— start of Task inputs —

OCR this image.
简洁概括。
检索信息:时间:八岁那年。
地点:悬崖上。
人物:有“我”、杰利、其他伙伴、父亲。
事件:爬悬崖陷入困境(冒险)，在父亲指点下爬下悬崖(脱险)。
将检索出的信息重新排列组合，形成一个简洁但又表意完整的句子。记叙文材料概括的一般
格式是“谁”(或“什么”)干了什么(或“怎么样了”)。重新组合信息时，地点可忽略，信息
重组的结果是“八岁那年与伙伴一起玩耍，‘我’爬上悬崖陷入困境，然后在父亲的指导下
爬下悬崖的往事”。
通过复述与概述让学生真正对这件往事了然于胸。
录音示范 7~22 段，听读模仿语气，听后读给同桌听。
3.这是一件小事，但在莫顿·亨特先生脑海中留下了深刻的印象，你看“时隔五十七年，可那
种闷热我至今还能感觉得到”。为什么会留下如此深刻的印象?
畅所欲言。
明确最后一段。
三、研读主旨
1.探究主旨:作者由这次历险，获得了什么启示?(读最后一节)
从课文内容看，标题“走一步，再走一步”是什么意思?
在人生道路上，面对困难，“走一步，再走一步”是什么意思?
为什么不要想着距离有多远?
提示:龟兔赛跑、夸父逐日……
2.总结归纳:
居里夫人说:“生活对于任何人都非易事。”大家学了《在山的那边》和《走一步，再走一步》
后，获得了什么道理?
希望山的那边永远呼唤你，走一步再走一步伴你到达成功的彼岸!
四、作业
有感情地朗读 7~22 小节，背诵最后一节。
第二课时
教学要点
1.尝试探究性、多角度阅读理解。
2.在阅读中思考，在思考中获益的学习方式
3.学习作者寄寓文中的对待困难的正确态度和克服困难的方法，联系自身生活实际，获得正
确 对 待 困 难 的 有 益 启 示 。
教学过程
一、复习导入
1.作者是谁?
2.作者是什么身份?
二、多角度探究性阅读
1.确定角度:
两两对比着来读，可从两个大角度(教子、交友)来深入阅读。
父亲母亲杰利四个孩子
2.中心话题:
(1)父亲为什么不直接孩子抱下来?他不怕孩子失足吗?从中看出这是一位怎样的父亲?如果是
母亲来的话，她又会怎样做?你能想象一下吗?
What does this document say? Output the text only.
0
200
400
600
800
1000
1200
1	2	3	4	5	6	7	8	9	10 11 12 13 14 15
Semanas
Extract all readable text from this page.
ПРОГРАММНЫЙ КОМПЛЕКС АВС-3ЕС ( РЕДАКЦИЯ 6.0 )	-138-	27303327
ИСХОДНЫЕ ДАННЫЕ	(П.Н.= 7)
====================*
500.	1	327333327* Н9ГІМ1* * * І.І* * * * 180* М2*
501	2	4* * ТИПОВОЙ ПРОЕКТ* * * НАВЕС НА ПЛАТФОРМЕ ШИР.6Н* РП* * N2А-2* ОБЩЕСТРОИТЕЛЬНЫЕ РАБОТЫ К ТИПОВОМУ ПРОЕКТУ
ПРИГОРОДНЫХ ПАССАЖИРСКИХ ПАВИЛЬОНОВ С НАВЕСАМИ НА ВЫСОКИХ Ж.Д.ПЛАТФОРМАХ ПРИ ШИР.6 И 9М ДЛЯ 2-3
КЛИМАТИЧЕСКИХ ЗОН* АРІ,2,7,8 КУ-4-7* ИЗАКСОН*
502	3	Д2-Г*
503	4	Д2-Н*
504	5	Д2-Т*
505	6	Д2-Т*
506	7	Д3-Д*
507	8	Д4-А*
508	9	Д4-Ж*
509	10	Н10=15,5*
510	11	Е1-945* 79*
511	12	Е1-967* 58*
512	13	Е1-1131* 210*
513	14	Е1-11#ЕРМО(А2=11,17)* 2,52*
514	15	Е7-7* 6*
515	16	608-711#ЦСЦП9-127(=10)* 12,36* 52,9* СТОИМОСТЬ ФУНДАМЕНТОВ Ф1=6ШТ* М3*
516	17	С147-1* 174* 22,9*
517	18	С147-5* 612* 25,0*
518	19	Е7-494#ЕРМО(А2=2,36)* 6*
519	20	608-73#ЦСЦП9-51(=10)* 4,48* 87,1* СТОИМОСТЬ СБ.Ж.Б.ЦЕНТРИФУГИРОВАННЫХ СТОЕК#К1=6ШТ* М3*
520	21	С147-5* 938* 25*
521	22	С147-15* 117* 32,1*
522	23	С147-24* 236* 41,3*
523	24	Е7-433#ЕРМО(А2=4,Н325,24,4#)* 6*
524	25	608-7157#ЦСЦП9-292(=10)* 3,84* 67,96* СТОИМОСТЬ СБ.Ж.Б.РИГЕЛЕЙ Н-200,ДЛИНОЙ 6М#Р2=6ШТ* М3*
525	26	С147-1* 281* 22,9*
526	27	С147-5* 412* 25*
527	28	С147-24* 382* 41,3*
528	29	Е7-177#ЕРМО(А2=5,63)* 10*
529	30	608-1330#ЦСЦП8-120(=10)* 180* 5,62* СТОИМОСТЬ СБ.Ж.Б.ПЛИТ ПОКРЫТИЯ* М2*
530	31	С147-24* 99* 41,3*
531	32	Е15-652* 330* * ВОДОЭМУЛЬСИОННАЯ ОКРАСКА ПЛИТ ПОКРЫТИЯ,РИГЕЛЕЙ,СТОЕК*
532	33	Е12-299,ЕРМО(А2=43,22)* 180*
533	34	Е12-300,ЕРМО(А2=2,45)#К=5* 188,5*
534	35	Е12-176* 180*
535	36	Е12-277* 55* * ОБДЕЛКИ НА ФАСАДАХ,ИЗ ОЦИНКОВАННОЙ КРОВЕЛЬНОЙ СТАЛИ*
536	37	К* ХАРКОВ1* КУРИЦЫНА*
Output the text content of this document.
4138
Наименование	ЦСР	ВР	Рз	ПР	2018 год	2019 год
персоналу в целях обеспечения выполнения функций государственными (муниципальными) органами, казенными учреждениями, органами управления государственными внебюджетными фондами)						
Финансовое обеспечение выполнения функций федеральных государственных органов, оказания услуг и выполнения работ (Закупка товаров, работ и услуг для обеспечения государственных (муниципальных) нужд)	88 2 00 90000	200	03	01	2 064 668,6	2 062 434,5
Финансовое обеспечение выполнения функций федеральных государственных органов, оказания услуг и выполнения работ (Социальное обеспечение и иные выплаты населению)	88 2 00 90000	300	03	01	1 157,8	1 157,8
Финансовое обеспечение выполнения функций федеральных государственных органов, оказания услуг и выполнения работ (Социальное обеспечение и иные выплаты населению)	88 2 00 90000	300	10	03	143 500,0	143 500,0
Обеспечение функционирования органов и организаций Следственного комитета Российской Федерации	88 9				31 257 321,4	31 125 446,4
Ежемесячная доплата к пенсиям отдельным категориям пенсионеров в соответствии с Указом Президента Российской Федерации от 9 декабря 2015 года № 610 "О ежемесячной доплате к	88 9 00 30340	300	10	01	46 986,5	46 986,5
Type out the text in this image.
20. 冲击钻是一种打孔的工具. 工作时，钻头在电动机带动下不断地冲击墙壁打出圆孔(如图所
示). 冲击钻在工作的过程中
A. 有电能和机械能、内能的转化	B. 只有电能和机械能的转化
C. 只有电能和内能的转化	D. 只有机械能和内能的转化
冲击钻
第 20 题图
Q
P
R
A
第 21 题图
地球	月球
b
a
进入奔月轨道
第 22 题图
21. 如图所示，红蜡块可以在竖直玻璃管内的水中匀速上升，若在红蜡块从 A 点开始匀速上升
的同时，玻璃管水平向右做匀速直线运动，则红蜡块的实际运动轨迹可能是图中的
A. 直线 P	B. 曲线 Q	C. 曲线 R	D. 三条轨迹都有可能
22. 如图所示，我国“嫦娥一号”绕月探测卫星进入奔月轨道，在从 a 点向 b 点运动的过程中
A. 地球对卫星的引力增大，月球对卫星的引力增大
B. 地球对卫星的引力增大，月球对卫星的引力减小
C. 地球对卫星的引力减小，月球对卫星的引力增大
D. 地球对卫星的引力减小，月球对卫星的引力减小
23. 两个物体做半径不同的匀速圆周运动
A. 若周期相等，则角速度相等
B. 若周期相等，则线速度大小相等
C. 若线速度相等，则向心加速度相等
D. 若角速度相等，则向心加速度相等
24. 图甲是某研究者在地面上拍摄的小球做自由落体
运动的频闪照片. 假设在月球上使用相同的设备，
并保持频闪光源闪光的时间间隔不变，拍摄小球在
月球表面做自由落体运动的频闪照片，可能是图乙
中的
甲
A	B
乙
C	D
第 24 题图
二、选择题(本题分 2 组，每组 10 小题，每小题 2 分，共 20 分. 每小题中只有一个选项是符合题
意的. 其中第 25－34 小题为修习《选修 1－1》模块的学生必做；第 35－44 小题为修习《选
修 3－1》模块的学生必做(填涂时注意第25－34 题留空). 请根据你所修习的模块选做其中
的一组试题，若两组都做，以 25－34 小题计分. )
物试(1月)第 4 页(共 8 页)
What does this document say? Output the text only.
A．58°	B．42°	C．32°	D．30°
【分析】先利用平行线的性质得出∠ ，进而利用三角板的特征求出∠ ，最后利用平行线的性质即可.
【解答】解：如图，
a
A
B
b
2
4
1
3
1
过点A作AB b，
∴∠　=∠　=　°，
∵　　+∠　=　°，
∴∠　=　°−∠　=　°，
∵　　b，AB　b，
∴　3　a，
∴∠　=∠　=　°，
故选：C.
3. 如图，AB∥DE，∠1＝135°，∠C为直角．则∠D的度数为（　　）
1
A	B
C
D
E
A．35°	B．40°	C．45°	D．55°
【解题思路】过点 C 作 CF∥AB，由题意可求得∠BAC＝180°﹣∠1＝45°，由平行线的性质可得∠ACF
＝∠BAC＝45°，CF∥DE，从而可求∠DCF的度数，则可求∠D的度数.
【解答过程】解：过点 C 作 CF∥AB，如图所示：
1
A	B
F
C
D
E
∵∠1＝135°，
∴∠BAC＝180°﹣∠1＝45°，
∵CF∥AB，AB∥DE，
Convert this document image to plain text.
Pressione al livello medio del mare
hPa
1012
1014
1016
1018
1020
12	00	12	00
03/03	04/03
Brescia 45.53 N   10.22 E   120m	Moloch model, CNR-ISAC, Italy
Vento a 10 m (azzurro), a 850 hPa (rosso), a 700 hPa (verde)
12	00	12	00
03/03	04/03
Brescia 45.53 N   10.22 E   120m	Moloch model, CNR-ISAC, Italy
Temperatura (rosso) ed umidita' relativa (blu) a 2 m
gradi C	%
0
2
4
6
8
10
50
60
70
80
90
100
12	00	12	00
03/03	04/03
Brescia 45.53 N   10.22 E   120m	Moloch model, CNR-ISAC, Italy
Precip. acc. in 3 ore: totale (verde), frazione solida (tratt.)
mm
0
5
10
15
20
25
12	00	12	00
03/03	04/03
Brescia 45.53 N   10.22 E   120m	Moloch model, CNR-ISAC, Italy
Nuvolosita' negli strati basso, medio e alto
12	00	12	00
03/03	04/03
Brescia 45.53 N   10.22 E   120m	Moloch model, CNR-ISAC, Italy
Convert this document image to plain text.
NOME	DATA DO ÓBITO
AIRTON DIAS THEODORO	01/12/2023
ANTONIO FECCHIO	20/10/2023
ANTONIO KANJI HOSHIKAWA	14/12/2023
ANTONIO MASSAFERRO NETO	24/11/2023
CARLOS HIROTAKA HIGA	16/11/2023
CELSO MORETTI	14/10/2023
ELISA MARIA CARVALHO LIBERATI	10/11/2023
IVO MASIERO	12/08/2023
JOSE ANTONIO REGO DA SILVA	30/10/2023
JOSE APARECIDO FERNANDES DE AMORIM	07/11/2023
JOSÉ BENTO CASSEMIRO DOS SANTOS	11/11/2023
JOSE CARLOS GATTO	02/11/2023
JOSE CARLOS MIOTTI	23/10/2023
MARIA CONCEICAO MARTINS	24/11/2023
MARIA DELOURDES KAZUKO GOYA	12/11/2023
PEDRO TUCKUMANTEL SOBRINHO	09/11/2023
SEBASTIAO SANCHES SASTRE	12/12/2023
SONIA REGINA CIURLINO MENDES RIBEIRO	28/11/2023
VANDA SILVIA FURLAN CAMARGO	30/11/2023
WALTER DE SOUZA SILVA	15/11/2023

— end of Task inputs —

_Your task_:
Report each line in the data that holds the word "ПОКРЫТИЯ".

_Correct output_:
529	30	608-1330#ЦСЦП8-120(=10)* 180* 5,62* СТОИМОСТЬ СБ.Ж.Б.ПЛИТ ПОКРЫТИЯ* М2*
531	32	Е15-652* 330* * ВОДОЭМУЛЬСИОННАЯ ОКРАСКА ПЛИТ ПОКРЫТИЯ,РИГЕЛЕЙ,СТОЕК*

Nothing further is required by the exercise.